■ Input data ■
_ _ _ _ _ _ _
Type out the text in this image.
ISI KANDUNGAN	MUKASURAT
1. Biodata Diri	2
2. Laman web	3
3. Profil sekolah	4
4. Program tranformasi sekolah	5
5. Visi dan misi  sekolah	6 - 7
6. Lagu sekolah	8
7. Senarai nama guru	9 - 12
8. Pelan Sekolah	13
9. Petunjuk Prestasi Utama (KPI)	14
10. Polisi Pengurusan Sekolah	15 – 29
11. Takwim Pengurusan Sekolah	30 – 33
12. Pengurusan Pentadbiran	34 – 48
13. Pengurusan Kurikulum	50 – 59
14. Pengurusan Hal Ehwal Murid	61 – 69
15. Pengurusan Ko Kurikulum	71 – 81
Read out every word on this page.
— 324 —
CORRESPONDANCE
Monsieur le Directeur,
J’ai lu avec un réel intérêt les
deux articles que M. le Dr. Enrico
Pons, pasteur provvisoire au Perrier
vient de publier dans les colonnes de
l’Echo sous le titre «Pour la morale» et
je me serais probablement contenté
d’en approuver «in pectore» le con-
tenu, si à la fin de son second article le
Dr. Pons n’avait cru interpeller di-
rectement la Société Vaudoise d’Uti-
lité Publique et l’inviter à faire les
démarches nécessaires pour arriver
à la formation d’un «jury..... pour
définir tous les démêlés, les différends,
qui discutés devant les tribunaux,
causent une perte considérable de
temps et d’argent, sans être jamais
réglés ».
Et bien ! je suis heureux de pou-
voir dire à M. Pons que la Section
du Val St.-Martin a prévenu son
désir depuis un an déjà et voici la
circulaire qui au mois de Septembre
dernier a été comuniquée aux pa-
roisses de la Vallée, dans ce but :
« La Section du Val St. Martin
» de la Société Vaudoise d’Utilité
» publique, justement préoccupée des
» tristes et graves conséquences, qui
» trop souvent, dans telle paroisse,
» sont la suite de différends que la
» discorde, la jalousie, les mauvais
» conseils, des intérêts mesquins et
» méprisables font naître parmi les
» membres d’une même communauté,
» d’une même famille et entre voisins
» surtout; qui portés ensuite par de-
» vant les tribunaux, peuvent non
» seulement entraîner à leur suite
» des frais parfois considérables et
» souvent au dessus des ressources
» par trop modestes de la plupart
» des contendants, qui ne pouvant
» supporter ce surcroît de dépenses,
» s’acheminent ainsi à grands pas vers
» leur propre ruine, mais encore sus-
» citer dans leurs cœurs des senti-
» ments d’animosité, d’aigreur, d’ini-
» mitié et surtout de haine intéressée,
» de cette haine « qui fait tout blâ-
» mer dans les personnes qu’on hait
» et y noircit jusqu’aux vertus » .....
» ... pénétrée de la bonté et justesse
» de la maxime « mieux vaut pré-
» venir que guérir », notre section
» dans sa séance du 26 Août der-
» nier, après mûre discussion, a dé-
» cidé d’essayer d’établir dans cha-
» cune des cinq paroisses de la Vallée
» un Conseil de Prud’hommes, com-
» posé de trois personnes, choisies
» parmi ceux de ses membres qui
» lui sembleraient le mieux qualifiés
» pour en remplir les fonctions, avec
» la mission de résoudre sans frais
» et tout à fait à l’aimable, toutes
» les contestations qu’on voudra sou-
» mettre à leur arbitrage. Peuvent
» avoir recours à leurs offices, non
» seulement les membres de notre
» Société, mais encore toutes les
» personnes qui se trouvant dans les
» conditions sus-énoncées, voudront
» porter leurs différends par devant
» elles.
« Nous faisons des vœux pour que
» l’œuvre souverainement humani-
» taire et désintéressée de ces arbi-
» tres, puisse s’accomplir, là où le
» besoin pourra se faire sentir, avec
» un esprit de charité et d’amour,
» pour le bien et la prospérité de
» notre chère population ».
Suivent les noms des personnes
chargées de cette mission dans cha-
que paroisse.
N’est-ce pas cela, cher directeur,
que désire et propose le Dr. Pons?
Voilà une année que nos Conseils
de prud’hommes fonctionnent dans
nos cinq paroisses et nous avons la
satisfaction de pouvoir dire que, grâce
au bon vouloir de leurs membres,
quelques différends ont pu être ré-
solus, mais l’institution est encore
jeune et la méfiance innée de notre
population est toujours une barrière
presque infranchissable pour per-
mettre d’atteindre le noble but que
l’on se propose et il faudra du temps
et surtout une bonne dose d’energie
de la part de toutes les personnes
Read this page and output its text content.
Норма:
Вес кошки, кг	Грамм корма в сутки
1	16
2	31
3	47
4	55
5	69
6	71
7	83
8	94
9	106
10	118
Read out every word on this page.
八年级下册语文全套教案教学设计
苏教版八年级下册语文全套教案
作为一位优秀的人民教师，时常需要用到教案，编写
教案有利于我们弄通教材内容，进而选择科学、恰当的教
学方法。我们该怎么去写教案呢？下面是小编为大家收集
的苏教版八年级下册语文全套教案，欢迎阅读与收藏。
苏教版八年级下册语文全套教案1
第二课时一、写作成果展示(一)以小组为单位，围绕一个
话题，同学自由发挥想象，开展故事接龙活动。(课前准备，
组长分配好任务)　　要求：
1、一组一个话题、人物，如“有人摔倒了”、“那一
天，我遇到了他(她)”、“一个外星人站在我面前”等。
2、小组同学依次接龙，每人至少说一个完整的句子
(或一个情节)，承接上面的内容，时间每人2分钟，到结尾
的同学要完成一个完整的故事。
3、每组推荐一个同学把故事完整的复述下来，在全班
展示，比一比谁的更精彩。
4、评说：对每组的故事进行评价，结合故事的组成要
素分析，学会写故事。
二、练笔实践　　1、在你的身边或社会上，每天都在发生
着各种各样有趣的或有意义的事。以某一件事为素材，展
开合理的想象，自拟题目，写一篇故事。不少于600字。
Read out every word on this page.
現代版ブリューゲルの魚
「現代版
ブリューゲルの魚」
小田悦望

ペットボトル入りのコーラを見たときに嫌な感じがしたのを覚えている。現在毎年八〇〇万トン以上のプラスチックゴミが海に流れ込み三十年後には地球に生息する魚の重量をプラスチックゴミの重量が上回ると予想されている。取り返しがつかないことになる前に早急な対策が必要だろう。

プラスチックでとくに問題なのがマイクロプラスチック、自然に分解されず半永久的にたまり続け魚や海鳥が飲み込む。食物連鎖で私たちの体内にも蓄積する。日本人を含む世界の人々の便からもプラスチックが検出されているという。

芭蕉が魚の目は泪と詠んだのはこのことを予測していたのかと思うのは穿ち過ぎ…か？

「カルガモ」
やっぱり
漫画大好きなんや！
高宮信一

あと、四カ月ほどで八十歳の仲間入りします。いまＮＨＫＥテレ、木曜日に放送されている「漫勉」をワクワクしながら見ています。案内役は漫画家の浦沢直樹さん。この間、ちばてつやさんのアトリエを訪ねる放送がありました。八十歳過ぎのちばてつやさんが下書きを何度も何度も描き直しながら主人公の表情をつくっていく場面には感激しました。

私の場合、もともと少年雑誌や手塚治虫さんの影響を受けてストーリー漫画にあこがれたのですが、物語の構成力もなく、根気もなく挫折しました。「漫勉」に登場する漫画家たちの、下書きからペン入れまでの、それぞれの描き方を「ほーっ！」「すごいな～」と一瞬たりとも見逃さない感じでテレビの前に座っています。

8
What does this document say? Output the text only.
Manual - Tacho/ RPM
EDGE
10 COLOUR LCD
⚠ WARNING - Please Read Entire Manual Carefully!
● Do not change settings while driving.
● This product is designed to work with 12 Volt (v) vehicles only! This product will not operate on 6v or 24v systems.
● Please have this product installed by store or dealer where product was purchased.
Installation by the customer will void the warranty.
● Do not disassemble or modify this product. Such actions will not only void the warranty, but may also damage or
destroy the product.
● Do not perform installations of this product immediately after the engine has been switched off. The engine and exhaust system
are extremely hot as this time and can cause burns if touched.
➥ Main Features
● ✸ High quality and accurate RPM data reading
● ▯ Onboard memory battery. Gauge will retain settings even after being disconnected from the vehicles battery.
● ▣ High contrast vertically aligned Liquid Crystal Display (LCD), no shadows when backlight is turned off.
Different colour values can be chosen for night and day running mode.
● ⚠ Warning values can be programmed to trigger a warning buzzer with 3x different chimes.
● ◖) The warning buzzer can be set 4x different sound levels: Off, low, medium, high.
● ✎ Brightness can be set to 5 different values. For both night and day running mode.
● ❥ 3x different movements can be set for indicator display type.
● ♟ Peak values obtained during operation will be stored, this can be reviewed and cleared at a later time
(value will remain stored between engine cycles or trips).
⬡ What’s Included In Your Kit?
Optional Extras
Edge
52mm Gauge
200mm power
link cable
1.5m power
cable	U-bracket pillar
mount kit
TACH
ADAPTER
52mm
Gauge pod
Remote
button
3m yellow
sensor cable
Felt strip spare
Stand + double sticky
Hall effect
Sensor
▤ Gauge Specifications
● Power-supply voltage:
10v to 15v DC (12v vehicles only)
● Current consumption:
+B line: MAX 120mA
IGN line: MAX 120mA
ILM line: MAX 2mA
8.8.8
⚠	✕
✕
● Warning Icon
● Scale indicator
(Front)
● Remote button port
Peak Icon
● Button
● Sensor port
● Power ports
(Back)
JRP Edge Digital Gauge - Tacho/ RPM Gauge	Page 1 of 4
_ _ _ _ _ _ _
■ What is required ■
Extract every line that has the string "settings" in it.

■ Exercise result ■
● Do not change settings while driving.
● ▯ Onboard memory battery. Gauge will retain settings even after being disconnected from the vehicles battery.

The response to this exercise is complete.